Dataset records
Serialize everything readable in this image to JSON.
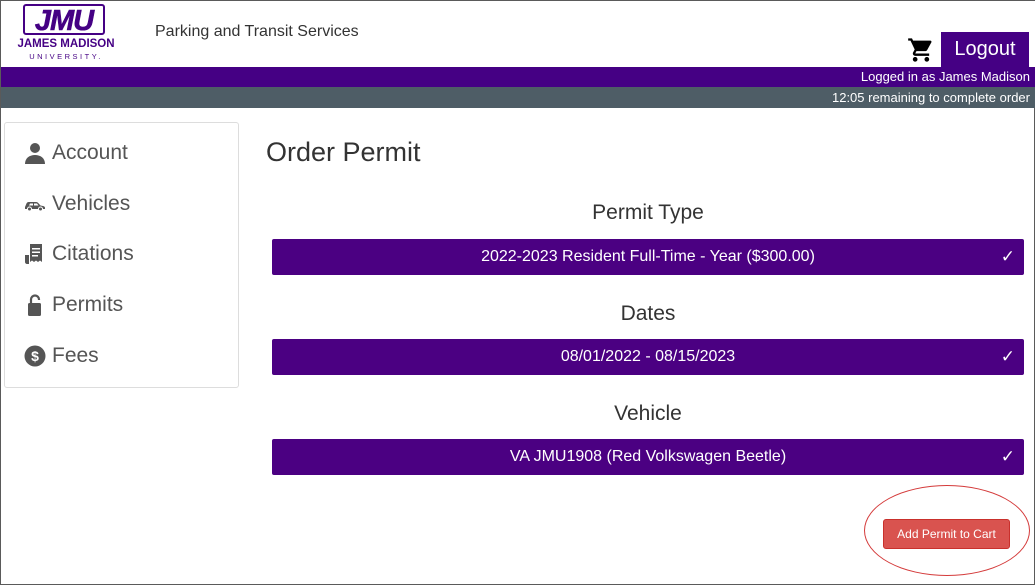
{
  "header": {
    "logo_mark": "JMU",
    "logo_name": "JAMES MADISON",
    "logo_sub": "UNIVERSITY.",
    "site_title": "Parking and Transit Services",
    "cart_icon": "shopping-cart-icon",
    "logout_label": "Logout"
  },
  "status": {
    "logged_in": "Logged in as James Madison",
    "timer": "12:05 remaining to complete order"
  },
  "sidebar": {
    "items": [
      {
        "label": "Account",
        "icon": "person-icon"
      },
      {
        "label": "Vehicles",
        "icon": "car-icon"
      },
      {
        "label": "Citations",
        "icon": "ticket-icon"
      },
      {
        "label": "Permits",
        "icon": "lock-icon"
      },
      {
        "label": "Fees",
        "icon": "dollar-icon"
      }
    ]
  },
  "main": {
    "title": "Order Permit",
    "permit_type_label": "Permit Type",
    "permit_type_value": "2022-2023 Resident Full-Time - Year ($300.00)",
    "dates_label": "Dates",
    "dates_value": "08/01/2022 - 08/15/2023",
    "vehicle_label": "Vehicle",
    "vehicle_value": "VA JMU1908 (Red Volkswagen Beetle)",
    "check_mark": "✓",
    "add_button": "Add Permit to Cart"
  },
  "colors": {
    "brand_purple": "#450084",
    "status_gray": "#4e5d66",
    "button_red": "#d9534f",
    "highlight_ring": "#d43a3a"
  }
}
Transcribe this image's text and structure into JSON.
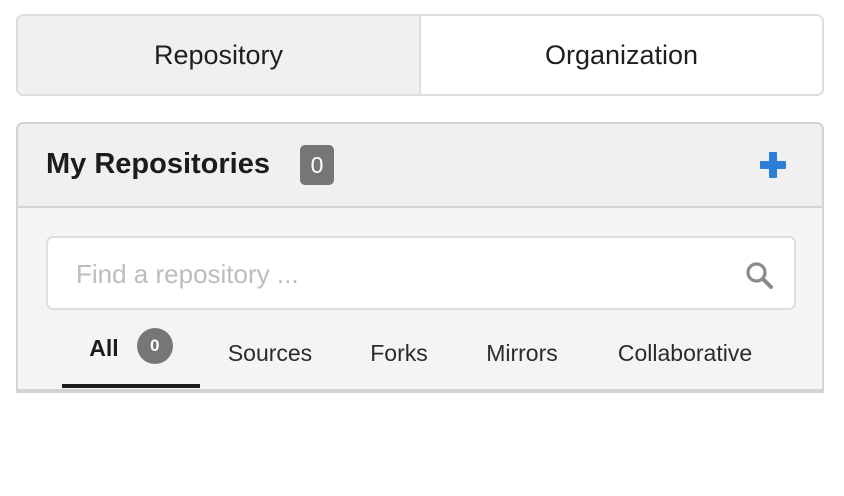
{
  "top_tabs": [
    {
      "label": "Repository",
      "active": true
    },
    {
      "label": "Organization",
      "active": false
    }
  ],
  "panel": {
    "title": "My Repositories",
    "count": "0",
    "add_icon": "plus-icon",
    "accent_color": "#2185d0"
  },
  "search": {
    "placeholder": "Find a repository ...",
    "value": "",
    "icon": "search-icon"
  },
  "filter_tabs": [
    {
      "label": "All",
      "count": "0",
      "active": true
    },
    {
      "label": "Sources",
      "active": false
    },
    {
      "label": "Forks",
      "active": false
    },
    {
      "label": "Mirrors",
      "active": false
    },
    {
      "label": "Collaborative",
      "active": false
    }
  ]
}
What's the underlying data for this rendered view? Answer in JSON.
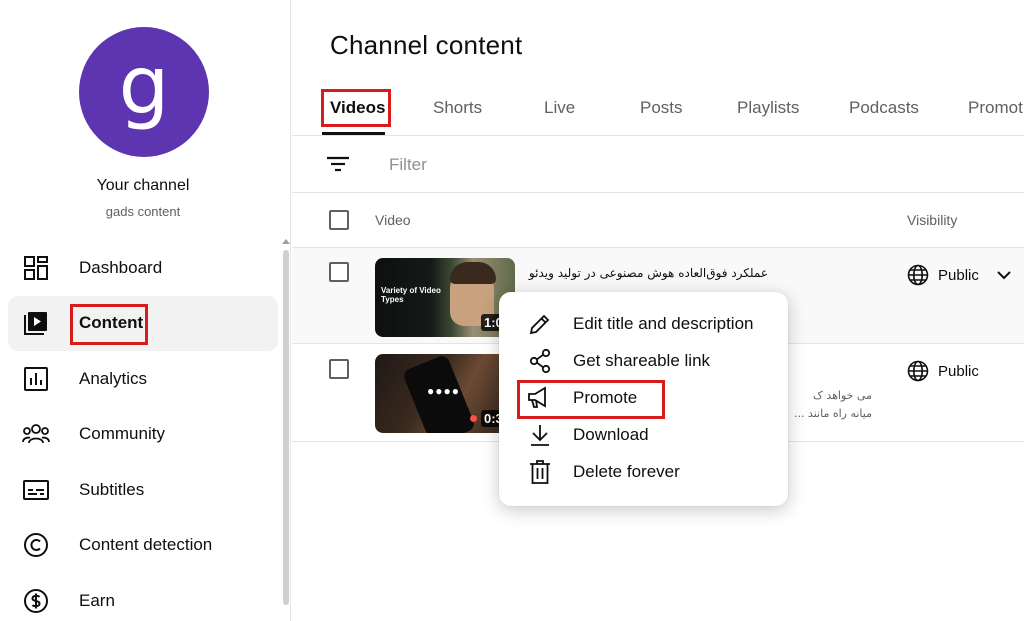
{
  "sidebar": {
    "avatar_letter": "g",
    "avatar_color": "#5e35b1",
    "channel_title": "Your channel",
    "channel_subtitle": "gads content",
    "items": [
      {
        "label": "Dashboard",
        "icon": "dashboard-icon"
      },
      {
        "label": "Content",
        "icon": "content-icon",
        "active": true
      },
      {
        "label": "Analytics",
        "icon": "analytics-icon"
      },
      {
        "label": "Community",
        "icon": "community-icon"
      },
      {
        "label": "Subtitles",
        "icon": "subtitles-icon"
      },
      {
        "label": "Content detection",
        "icon": "copyright-icon"
      },
      {
        "label": "Earn",
        "icon": "dollar-icon"
      }
    ]
  },
  "main": {
    "title": "Channel content",
    "tabs": [
      "Videos",
      "Shorts",
      "Live",
      "Posts",
      "Playlists",
      "Podcasts",
      "Promot"
    ],
    "active_tab": "Videos",
    "filter_placeholder": "Filter",
    "columns": {
      "video": "Video",
      "visibility": "Visibility"
    },
    "rows": [
      {
        "title": "عملکرد فوق‌العاده هوش مصنوعی در تولید ویدئو",
        "thumb_text": "Variety of Video Types",
        "duration": "1:09",
        "visibility": "Public"
      },
      {
        "desc_line1": "می خواهد ک",
        "desc_line2": "میانه راه مانند ...",
        "duration": "0:37",
        "visibility": "Public"
      }
    ]
  },
  "menu": {
    "items": [
      {
        "label": "Edit title and description",
        "icon": "pencil-icon"
      },
      {
        "label": "Get shareable link",
        "icon": "share-icon"
      },
      {
        "label": "Promote",
        "icon": "megaphone-icon"
      },
      {
        "label": "Download",
        "icon": "download-icon"
      },
      {
        "label": "Delete forever",
        "icon": "trash-icon"
      }
    ]
  },
  "colors": {
    "highlight": "#d81c1c",
    "accent": "#0f0f0f"
  }
}
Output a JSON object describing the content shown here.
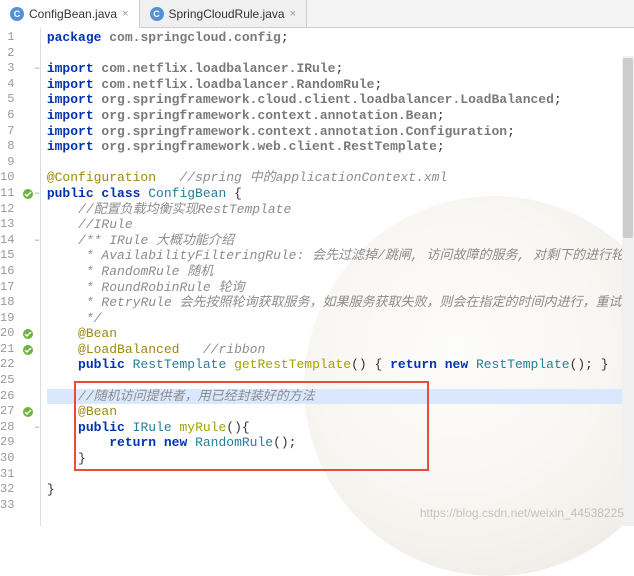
{
  "tabs": [
    {
      "icon": "C",
      "label": "ConfigBean.java",
      "active": true
    },
    {
      "icon": "C",
      "label": "SpringCloudRule.java",
      "active": false
    }
  ],
  "lines": [
    {
      "n": 1,
      "mark": "",
      "fold": "",
      "segs": [
        {
          "t": "kw",
          "v": "package "
        },
        {
          "t": "str-pkg",
          "v": "com.springcloud.config"
        },
        {
          "t": "punct",
          "v": ";"
        }
      ],
      "ind": 0
    },
    {
      "n": 2,
      "mark": "",
      "fold": "",
      "segs": [],
      "ind": 0
    },
    {
      "n": 3,
      "mark": "",
      "fold": "−",
      "segs": [
        {
          "t": "kw",
          "v": "import "
        },
        {
          "t": "str-pkg",
          "v": "com.netflix.loadbalancer.IRule"
        },
        {
          "t": "punct",
          "v": ";"
        }
      ],
      "ind": 0
    },
    {
      "n": 4,
      "mark": "",
      "fold": "",
      "segs": [
        {
          "t": "kw",
          "v": "import "
        },
        {
          "t": "str-pkg",
          "v": "com.netflix.loadbalancer.RandomRule"
        },
        {
          "t": "punct",
          "v": ";"
        }
      ],
      "ind": 0
    },
    {
      "n": 5,
      "mark": "",
      "fold": "",
      "segs": [
        {
          "t": "kw",
          "v": "import "
        },
        {
          "t": "str-pkg",
          "v": "org.springframework.cloud.client.loadbalancer.LoadBalanced"
        },
        {
          "t": "punct",
          "v": ";"
        }
      ],
      "ind": 0
    },
    {
      "n": 6,
      "mark": "",
      "fold": "",
      "segs": [
        {
          "t": "kw",
          "v": "import "
        },
        {
          "t": "str-pkg",
          "v": "org.springframework.context.annotation.Bean"
        },
        {
          "t": "punct",
          "v": ";"
        }
      ],
      "ind": 0
    },
    {
      "n": 7,
      "mark": "",
      "fold": "",
      "segs": [
        {
          "t": "kw",
          "v": "import "
        },
        {
          "t": "str-pkg",
          "v": "org.springframework.context.annotation.Configuration"
        },
        {
          "t": "punct",
          "v": ";"
        }
      ],
      "ind": 0
    },
    {
      "n": 8,
      "mark": "",
      "fold": "",
      "segs": [
        {
          "t": "kw",
          "v": "import "
        },
        {
          "t": "str-pkg",
          "v": "org.springframework.web.client.RestTemplate"
        },
        {
          "t": "punct",
          "v": ";"
        }
      ],
      "ind": 0
    },
    {
      "n": 9,
      "mark": "",
      "fold": "",
      "segs": [],
      "ind": 0
    },
    {
      "n": 10,
      "mark": "",
      "fold": "",
      "segs": [
        {
          "t": "ann",
          "v": "@Configuration"
        },
        {
          "t": "punct",
          "v": "   "
        },
        {
          "t": "cmt",
          "v": "//spring 中的applicationContext.xml"
        }
      ],
      "ind": 0
    },
    {
      "n": 11,
      "mark": "green",
      "fold": "−",
      "segs": [
        {
          "t": "kw",
          "v": "public class "
        },
        {
          "t": "cls",
          "v": "ConfigBean"
        },
        {
          "t": "punct",
          "v": " {"
        }
      ],
      "ind": 0
    },
    {
      "n": 12,
      "mark": "",
      "fold": "",
      "segs": [
        {
          "t": "cmt",
          "v": "//配置负载均衡实现RestTemplate"
        }
      ],
      "ind": 1
    },
    {
      "n": 13,
      "mark": "",
      "fold": "",
      "segs": [
        {
          "t": "cmt",
          "v": "//IRule"
        }
      ],
      "ind": 1
    },
    {
      "n": 14,
      "mark": "",
      "fold": "−",
      "segs": [
        {
          "t": "cmt",
          "v": "/** IRule 大概功能介绍"
        }
      ],
      "ind": 1
    },
    {
      "n": 15,
      "mark": "",
      "fold": "",
      "segs": [
        {
          "t": "cmt",
          "v": " * AvailabilityFilteringRule: 会先过滤掉/跳闸, 访问故障的服务, 对剩下的进行轮询"
        }
      ],
      "ind": 1
    },
    {
      "n": 16,
      "mark": "",
      "fold": "",
      "segs": [
        {
          "t": "cmt",
          "v": " * RandomRule 随机"
        }
      ],
      "ind": 1
    },
    {
      "n": 17,
      "mark": "",
      "fold": "",
      "segs": [
        {
          "t": "cmt",
          "v": " * RoundRobinRule 轮询"
        }
      ],
      "ind": 1
    },
    {
      "n": 18,
      "mark": "",
      "fold": "",
      "segs": [
        {
          "t": "cmt",
          "v": " * RetryRule 会先按照轮询获取服务，如果服务获取失败，则会在指定的时间内进行，重试"
        }
      ],
      "ind": 1
    },
    {
      "n": 19,
      "mark": "",
      "fold": "",
      "segs": [
        {
          "t": "cmt",
          "v": " */"
        }
      ],
      "ind": 1
    },
    {
      "n": 20,
      "mark": "green",
      "fold": "",
      "segs": [
        {
          "t": "ann",
          "v": "@Bean"
        }
      ],
      "ind": 1
    },
    {
      "n": 21,
      "mark": "green",
      "fold": "",
      "segs": [
        {
          "t": "ann",
          "v": "@LoadBalanced"
        },
        {
          "t": "punct",
          "v": "   "
        },
        {
          "t": "cmt",
          "v": "//ribbon"
        }
      ],
      "ind": 1
    },
    {
      "n": 22,
      "mark": "",
      "fold": "",
      "segs": [
        {
          "t": "kw",
          "v": "public "
        },
        {
          "t": "cls",
          "v": "RestTemplate"
        },
        {
          "t": "punct",
          "v": " "
        },
        {
          "t": "method",
          "v": "getRestTemplate"
        },
        {
          "t": "punct",
          "v": "() { "
        },
        {
          "t": "kw",
          "v": "return new "
        },
        {
          "t": "cls",
          "v": "RestTemplate"
        },
        {
          "t": "punct",
          "v": "(); }"
        }
      ],
      "ind": 1
    },
    {
      "n": 25,
      "mark": "",
      "fold": "",
      "segs": [],
      "ind": 0
    },
    {
      "n": 26,
      "mark": "",
      "fold": "",
      "hl": true,
      "segs": [
        {
          "t": "cmt",
          "v": "//随机访问提供者，用已经封装好的方法"
        }
      ],
      "ind": 1
    },
    {
      "n": 27,
      "mark": "green",
      "fold": "",
      "segs": [
        {
          "t": "ann",
          "v": "@Bean"
        }
      ],
      "ind": 1
    },
    {
      "n": 28,
      "mark": "",
      "fold": "−",
      "segs": [
        {
          "t": "kw",
          "v": "public "
        },
        {
          "t": "cls",
          "v": "IRule"
        },
        {
          "t": "punct",
          "v": " "
        },
        {
          "t": "method",
          "v": "myRule"
        },
        {
          "t": "punct",
          "v": "(){"
        }
      ],
      "ind": 1
    },
    {
      "n": 29,
      "mark": "",
      "fold": "",
      "segs": [
        {
          "t": "kw",
          "v": "return new "
        },
        {
          "t": "cls",
          "v": "RandomRule"
        },
        {
          "t": "punct",
          "v": "();"
        }
      ],
      "ind": 2
    },
    {
      "n": 30,
      "mark": "",
      "fold": "",
      "segs": [
        {
          "t": "punct",
          "v": "}"
        }
      ],
      "ind": 1
    },
    {
      "n": 31,
      "mark": "",
      "fold": "",
      "segs": [],
      "ind": 0
    },
    {
      "n": 32,
      "mark": "",
      "fold": "",
      "segs": [
        {
          "t": "punct",
          "v": "}"
        }
      ],
      "ind": 0
    },
    {
      "n": 33,
      "mark": "",
      "fold": "",
      "segs": [],
      "ind": 0
    }
  ],
  "watermark": "https://blog.csdn.net/weixin_44538225"
}
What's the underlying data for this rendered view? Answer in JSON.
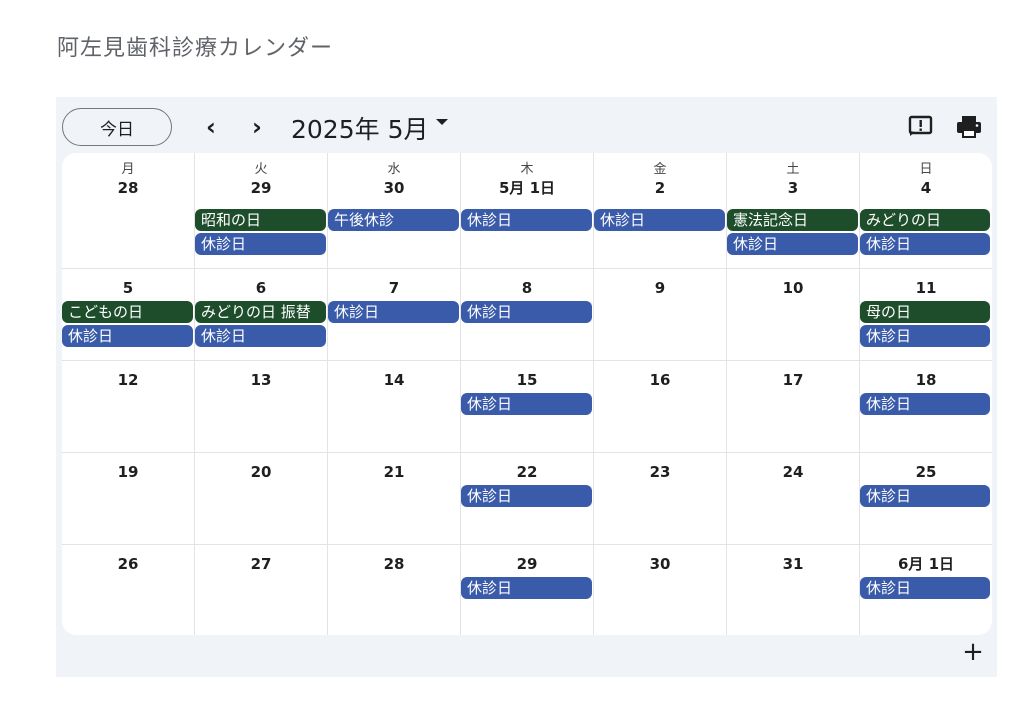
{
  "page_title": "阿左見歯科診療カレンダー",
  "toolbar": {
    "today_label": "今日",
    "prev_icon": "chevron-left-icon",
    "next_icon": "chevron-right-icon",
    "prev_label": "‹",
    "next_label": "›",
    "month_label": "2025年 5月",
    "feedback_icon": "feedback-icon",
    "print_icon": "print-icon"
  },
  "weekdays": [
    "月",
    "火",
    "水",
    "木",
    "金",
    "土",
    "日"
  ],
  "colors": {
    "holiday": "#1e4d2b",
    "closed": "#3a5ba9",
    "frame": "#f0f4f9"
  },
  "weeks": [
    [
      {
        "day": "28",
        "events": []
      },
      {
        "day": "29",
        "events": [
          {
            "title": "昭和の日",
            "type": "holiday"
          },
          {
            "title": "休診日",
            "type": "closed"
          }
        ]
      },
      {
        "day": "30",
        "events": [
          {
            "title": "午後休診",
            "type": "closed"
          }
        ]
      },
      {
        "day": "5月 1日",
        "events": [
          {
            "title": "休診日",
            "type": "closed"
          }
        ]
      },
      {
        "day": "2",
        "events": [
          {
            "title": "休診日",
            "type": "closed"
          }
        ]
      },
      {
        "day": "3",
        "events": [
          {
            "title": "憲法記念日",
            "type": "holiday"
          },
          {
            "title": "休診日",
            "type": "closed"
          }
        ]
      },
      {
        "day": "4",
        "events": [
          {
            "title": "みどりの日",
            "type": "holiday"
          },
          {
            "title": "休診日",
            "type": "closed"
          }
        ]
      }
    ],
    [
      {
        "day": "5",
        "events": [
          {
            "title": "こどもの日",
            "type": "holiday"
          },
          {
            "title": "休診日",
            "type": "closed"
          }
        ]
      },
      {
        "day": "6",
        "events": [
          {
            "title": "みどりの日 振替",
            "type": "holiday"
          },
          {
            "title": "休診日",
            "type": "closed"
          }
        ]
      },
      {
        "day": "7",
        "events": [
          {
            "title": "休診日",
            "type": "closed"
          }
        ]
      },
      {
        "day": "8",
        "events": [
          {
            "title": "休診日",
            "type": "closed"
          }
        ]
      },
      {
        "day": "9",
        "events": []
      },
      {
        "day": "10",
        "events": []
      },
      {
        "day": "11",
        "events": [
          {
            "title": "母の日",
            "type": "holiday"
          },
          {
            "title": "休診日",
            "type": "closed"
          }
        ]
      }
    ],
    [
      {
        "day": "12",
        "events": []
      },
      {
        "day": "13",
        "events": []
      },
      {
        "day": "14",
        "events": []
      },
      {
        "day": "15",
        "events": [
          {
            "title": "休診日",
            "type": "closed"
          }
        ]
      },
      {
        "day": "16",
        "events": []
      },
      {
        "day": "17",
        "events": []
      },
      {
        "day": "18",
        "events": [
          {
            "title": "休診日",
            "type": "closed"
          }
        ]
      }
    ],
    [
      {
        "day": "19",
        "events": []
      },
      {
        "day": "20",
        "events": []
      },
      {
        "day": "21",
        "events": []
      },
      {
        "day": "22",
        "events": [
          {
            "title": "休診日",
            "type": "closed"
          }
        ]
      },
      {
        "day": "23",
        "events": []
      },
      {
        "day": "24",
        "events": []
      },
      {
        "day": "25",
        "events": [
          {
            "title": "休診日",
            "type": "closed"
          }
        ]
      }
    ],
    [
      {
        "day": "26",
        "events": []
      },
      {
        "day": "27",
        "events": []
      },
      {
        "day": "28",
        "events": []
      },
      {
        "day": "29",
        "events": [
          {
            "title": "休診日",
            "type": "closed"
          }
        ]
      },
      {
        "day": "30",
        "events": []
      },
      {
        "day": "31",
        "events": []
      },
      {
        "day": "6月 1日",
        "events": [
          {
            "title": "休診日",
            "type": "closed"
          }
        ]
      }
    ]
  ],
  "add_label": "+"
}
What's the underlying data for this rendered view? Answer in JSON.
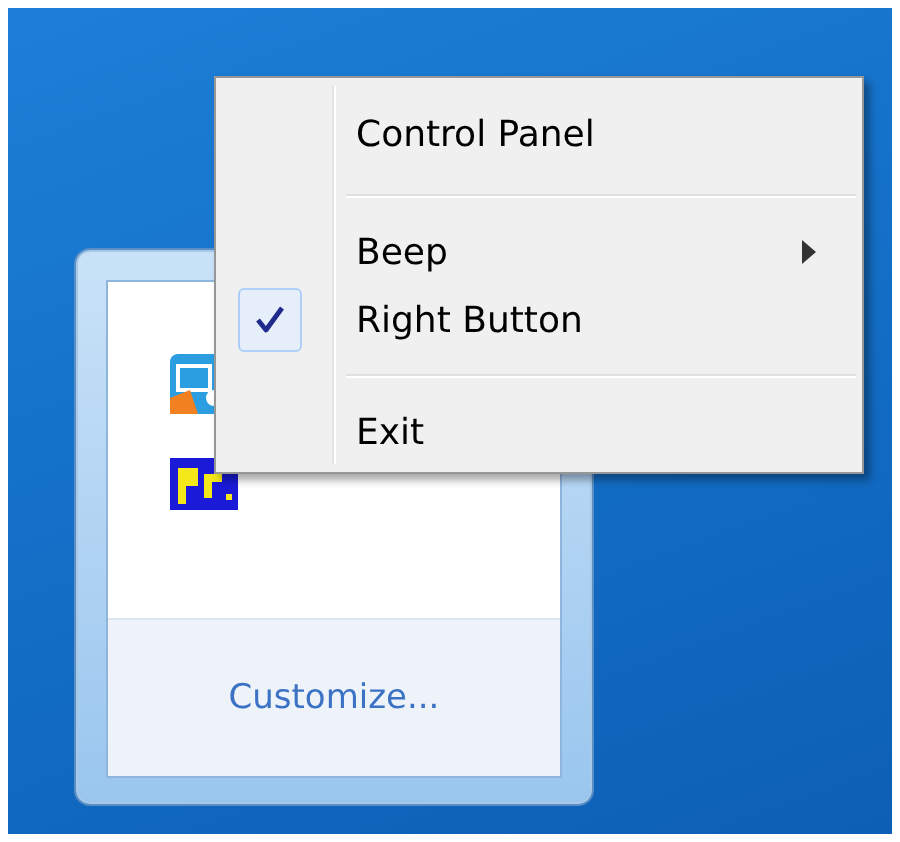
{
  "tray_popup": {
    "customize_link": "Customize..."
  },
  "context_menu": {
    "items": [
      {
        "kind": "item",
        "label": "Control Panel",
        "checked": false,
        "submenu": false
      },
      {
        "kind": "separator"
      },
      {
        "kind": "item",
        "label": "Beep",
        "checked": false,
        "submenu": true
      },
      {
        "kind": "item",
        "label": "Right Button",
        "checked": true,
        "submenu": false
      },
      {
        "kind": "separator"
      },
      {
        "kind": "item",
        "label": "Exit",
        "checked": false,
        "submenu": false
      }
    ]
  }
}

DIRECTIONS FOR THIS TASK ▸ Return the number of lines that include the word "ConfigBean", and nothing else.

WRITTEN ANSWER ▸ 2